- Available records
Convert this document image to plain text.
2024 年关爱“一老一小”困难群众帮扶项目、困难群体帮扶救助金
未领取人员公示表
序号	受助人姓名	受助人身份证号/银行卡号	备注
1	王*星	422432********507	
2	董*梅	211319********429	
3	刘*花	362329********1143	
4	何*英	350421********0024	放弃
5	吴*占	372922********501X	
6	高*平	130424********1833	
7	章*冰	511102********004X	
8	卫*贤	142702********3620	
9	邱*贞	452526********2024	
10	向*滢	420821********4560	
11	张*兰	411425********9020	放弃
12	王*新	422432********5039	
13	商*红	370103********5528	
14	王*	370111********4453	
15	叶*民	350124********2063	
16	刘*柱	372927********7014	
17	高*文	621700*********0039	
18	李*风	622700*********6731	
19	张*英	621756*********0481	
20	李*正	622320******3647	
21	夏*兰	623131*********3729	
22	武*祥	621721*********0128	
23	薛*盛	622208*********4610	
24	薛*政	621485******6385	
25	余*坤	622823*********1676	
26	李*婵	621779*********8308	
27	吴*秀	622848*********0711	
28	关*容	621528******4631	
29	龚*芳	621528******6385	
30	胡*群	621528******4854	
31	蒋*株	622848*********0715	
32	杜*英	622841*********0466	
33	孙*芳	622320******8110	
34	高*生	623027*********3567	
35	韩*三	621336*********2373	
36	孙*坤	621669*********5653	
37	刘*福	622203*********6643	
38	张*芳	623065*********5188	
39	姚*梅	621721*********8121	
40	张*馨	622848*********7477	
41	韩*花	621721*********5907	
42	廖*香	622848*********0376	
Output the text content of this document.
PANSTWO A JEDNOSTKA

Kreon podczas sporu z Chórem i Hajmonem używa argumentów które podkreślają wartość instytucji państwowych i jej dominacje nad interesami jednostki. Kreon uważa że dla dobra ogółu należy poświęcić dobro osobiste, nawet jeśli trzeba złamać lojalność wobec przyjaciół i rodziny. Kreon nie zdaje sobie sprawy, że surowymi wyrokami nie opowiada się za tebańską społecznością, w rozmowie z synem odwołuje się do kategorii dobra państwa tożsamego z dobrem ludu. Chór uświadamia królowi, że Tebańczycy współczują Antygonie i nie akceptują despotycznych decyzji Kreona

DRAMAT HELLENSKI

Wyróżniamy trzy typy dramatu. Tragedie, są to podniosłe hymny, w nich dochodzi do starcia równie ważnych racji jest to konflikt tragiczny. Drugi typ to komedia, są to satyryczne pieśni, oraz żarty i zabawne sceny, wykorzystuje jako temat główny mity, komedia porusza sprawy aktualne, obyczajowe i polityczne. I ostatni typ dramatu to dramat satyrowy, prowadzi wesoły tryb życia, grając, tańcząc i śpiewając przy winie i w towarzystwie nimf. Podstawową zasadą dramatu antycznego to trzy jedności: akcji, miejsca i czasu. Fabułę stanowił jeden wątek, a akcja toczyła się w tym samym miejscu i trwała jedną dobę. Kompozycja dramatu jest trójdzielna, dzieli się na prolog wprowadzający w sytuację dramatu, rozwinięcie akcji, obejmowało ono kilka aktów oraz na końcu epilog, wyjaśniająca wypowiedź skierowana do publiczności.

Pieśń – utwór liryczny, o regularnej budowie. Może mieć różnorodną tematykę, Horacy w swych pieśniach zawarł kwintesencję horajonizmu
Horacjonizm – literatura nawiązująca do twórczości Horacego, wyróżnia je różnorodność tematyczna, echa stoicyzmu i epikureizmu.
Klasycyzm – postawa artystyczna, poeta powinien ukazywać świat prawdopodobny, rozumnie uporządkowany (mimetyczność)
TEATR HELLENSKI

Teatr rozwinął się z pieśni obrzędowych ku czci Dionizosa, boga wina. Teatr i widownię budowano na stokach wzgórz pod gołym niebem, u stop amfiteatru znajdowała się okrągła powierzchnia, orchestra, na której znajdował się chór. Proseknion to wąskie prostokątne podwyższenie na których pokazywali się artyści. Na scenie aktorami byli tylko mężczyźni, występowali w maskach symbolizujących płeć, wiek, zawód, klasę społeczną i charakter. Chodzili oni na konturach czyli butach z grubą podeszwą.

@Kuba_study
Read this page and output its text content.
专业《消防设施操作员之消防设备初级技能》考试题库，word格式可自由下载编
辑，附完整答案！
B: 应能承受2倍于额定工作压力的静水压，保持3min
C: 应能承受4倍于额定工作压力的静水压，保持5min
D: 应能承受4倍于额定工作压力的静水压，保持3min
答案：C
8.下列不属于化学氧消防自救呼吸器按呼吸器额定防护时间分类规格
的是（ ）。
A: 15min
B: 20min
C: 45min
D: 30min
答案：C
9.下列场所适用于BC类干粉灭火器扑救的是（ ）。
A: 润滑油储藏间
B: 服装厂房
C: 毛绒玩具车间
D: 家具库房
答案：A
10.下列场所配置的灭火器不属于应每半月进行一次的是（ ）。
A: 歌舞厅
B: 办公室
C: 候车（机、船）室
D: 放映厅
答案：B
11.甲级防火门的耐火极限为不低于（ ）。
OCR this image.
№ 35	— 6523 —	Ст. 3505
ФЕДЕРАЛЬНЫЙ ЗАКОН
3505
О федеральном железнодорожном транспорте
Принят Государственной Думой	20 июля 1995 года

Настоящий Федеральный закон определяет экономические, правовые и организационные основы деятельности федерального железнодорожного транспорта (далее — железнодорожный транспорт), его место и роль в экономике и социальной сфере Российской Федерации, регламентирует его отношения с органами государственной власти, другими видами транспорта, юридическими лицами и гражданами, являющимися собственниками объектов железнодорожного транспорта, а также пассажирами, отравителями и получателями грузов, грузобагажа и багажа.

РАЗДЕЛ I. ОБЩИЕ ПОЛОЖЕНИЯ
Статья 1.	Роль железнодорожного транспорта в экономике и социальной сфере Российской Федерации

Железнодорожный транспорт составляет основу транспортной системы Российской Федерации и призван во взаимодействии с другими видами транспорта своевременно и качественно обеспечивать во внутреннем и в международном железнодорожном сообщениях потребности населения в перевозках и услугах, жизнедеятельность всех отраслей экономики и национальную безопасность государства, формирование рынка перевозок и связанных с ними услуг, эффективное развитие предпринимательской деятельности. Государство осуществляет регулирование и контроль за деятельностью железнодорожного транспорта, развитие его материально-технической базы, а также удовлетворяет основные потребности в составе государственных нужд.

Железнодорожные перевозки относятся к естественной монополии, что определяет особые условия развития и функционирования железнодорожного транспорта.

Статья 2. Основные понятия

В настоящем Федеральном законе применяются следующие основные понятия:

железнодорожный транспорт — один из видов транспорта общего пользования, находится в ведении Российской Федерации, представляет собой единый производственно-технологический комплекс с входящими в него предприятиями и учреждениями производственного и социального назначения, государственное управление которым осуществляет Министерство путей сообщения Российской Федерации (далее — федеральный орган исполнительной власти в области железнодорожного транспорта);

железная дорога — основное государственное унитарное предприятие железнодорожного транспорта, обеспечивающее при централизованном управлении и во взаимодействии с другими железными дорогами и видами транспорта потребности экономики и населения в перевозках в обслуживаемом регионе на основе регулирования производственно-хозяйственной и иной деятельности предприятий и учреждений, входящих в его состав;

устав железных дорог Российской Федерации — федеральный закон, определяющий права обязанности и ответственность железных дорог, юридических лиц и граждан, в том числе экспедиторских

- Stated exercise
Exactly reproduce every line found in the records.

- Full solution
Convert this document image to plain text.
2024 年关爱“一老一小”困难群众帮扶项目、困难群体帮扶救助金
未领取人员公示表
序号	受助人姓名	受助人身份证号/银行卡号	备注
1	王*星	422432********507	
2	董*梅	211319********429	
3	刘*花	362329********1143	
4	何*英	350421********0024	放弃
5	吴*占	372922********501X	
6	高*平	130424********1833	
7	章*冰	511102********004X	
8	卫*贤	142702********3620	
9	邱*贞	452526********2024	
10	向*滢	420821********4560	
11	张*兰	411425********9020	放弃
12	王*新	422432********5039	
13	商*红	370103********5528	
14	王*	370111********4453	
15	叶*民	350124********2063	
16	刘*柱	372927********7014	
17	高*文	621700*********0039	
18	李*风	622700*********6731	
19	张*英	621756*********0481	
20	李*正	622320******3647	
21	夏*兰	623131*********3729	
22	武*祥	621721*********0128	
23	薛*盛	622208*********4610	
24	薛*政	621485******6385	
25	余*坤	622823*********1676	
26	李*婵	621779*********8308	
27	吴*秀	622848*********0711	
28	关*容	621528******4631	
29	龚*芳	621528******6385	
30	胡*群	621528******4854	
31	蒋*株	622848*********0715	
32	杜*英	622841*********0466	
33	孙*芳	622320******8110	
34	高*生	623027*********3567	
35	韩*三	621336*********2373	
36	孙*坤	621669*********5653	
37	刘*福	622203*********6643	
38	张*芳	623065*********5188	
39	姚*梅	621721*********8121	
40	张*馨	622848*********7477	
41	韩*花	621721*********5907	
42	廖*香	622848*********0376	
Output the text content of this document.
PANSTWO A JEDNOSTKA

Kreon podczas sporu z Chórem i Hajmonem używa argumentów które podkreślają wartość instytucji państwowych i jej dominacje nad interesami jednostki. Kreon uważa że dla dobra ogółu należy poświęcić dobro osobiste, nawet jeśli trzeba złamać lojalność wobec przyjaciół i rodziny. Kreon nie zdaje sobie sprawy, że surowymi wyrokami nie opowiada się za tebańską społecznością, w rozmowie z synem odwołuje się do kategorii dobra państwa tożsamego z dobrem ludu. Chór uświadamia królowi, że Tebańczycy współczują Antygonie i nie akceptują despotycznych decyzji Kreona

DRAMAT HELLENSKI

Wyróżniamy trzy typy dramatu. Tragedie, są to podniosłe hymny, w nich dochodzi do starcia równie ważnych racji jest to konflikt tragiczny. Drugi typ to komedia, są to satyryczne pieśni, oraz żarty i zabawne sceny, wykorzystuje jako temat główny mity, komedia porusza sprawy aktualne, obyczajowe i polityczne. I ostatni typ dramatu to dramat satyrowy, prowadzi wesoły tryb życia, grając, tańcząc i śpiewając przy winie i w towarzystwie nimf. Podstawową zasadą dramatu antycznego to trzy jedności: akcji, miejsca i czasu. Fabułę stanowił jeden wątek, a akcja toczyła się w tym samym miejscu i trwała jedną dobę. Kompozycja dramatu jest trójdzielna, dzieli się na prolog wprowadzający w sytuację dramatu, rozwinięcie akcji, obejmowało ono kilka aktów oraz na końcu epilog, wyjaśniająca wypowiedź skierowana do publiczności.

Pieśń – utwór liryczny, o regularnej budowie. Może mieć różnorodną tematykę, Horacy w swych pieśniach zawarł kwintesencję horajonizmu
Horacjonizm – literatura nawiązująca do twórczości Horacego, wyróżnia je różnorodność tematyczna, echa stoicyzmu i epikureizmu.
Klasycyzm – postawa artystyczna, poeta powinien ukazywać świat prawdopodobny, rozumnie uporządkowany (mimetyczność)
TEATR HELLENSKI

Teatr rozwinął się z pieśni obrzędowych ku czci Dionizosa, boga wina. Teatr i widownię budowano na stokach wzgórz pod gołym niebem, u stop amfiteatru znajdowała się okrągła powierzchnia, orchestra, na której znajdował się chór. Proseknion to wąskie prostokątne podwyższenie na których pokazywali się artyści. Na scenie aktorami byli tylko mężczyźni, występowali w maskach symbolizujących płeć, wiek, zawód, klasę społeczną i charakter. Chodzili oni na konturach czyli butach z grubą podeszwą.

@Kuba_study
Read this page and output its text content.
专业《消防设施操作员之消防设备初级技能》考试题库，word格式可自由下载编
辑，附完整答案！
B: 应能承受2倍于额定工作压力的静水压，保持3min
C: 应能承受4倍于额定工作压力的静水压，保持5min
D: 应能承受4倍于额定工作压力的静水压，保持3min
答案：C
8.下列不属于化学氧消防自救呼吸器按呼吸器额定防护时间分类规格
的是（ ）。
A: 15min
B: 20min
C: 45min
D: 30min
答案：C
9.下列场所适用于BC类干粉灭火器扑救的是（ ）。
A: 润滑油储藏间
B: 服装厂房
C: 毛绒玩具车间
D: 家具库房
答案：A
10.下列场所配置的灭火器不属于应每半月进行一次的是（ ）。
A: 歌舞厅
B: 办公室
C: 候车（机、船）室
D: 放映厅
答案：B
11.甲级防火门的耐火极限为不低于（ ）。
OCR this image.
№ 35	— 6523 —	Ст. 3505
ФЕДЕРАЛЬНЫЙ ЗАКОН
3505
О федеральном железнодорожном транспорте
Принят Государственной Думой	20 июля 1995 года

Настоящий Федеральный закон определяет экономические, правовые и организационные основы деятельности федерального железнодорожного транспорта (далее — железнодорожный транспорт), его место и роль в экономике и социальной сфере Российской Федерации, регламентирует его отношения с органами государственной власти, другими видами транспорта, юридическими лицами и гражданами, являющимися собственниками объектов железнодорожного транспорта, а также пассажирами, отравителями и получателями грузов, грузобагажа и багажа.

РАЗДЕЛ I. ОБЩИЕ ПОЛОЖЕНИЯ
Статья 1.	Роль железнодорожного транспорта в экономике и социальной сфере Российской Федерации

Железнодорожный транспорт составляет основу транспортной системы Российской Федерации и призван во взаимодействии с другими видами транспорта своевременно и качественно обеспечивать во внутреннем и в международном железнодорожном сообщениях потребности населения в перевозках и услугах, жизнедеятельность всех отраслей экономики и национальную безопасность государства, формирование рынка перевозок и связанных с ними услуг, эффективное развитие предпринимательской деятельности. Государство осуществляет регулирование и контроль за деятельностью железнодорожного транспорта, развитие его материально-технической базы, а также удовлетворяет основные потребности в составе государственных нужд.

Железнодорожные перевозки относятся к естественной монополии, что определяет особые условия развития и функционирования железнодорожного транспорта.

Статья 2. Основные понятия

В настоящем Федеральном законе применяются следующие основные понятия:

железнодорожный транспорт — один из видов транспорта общего пользования, находится в ведении Российской Федерации, представляет собой единый производственно-технологический комплекс с входящими в него предприятиями и учреждениями производственного и социального назначения, государственное управление которым осуществляет Министерство путей сообщения Российской Федерации (далее — федеральный орган исполнительной власти в области железнодорожного транспорта);

железная дорога — основное государственное унитарное предприятие железнодорожного транспорта, обеспечивающее при централизованном управлении и во взаимодействии с другими железными дорогами и видами транспорта потребности экономики и населения в перевозках в обслуживаемом регионе на основе регулирования производственно-хозяйственной и иной деятельности предприятий и учреждений, входящих в его состав;

устав железных дорог Российской Федерации — федеральный закон, определяющий права обязанности и ответственность железных дорог, юридических лиц и граждан, в том числе экспедиторских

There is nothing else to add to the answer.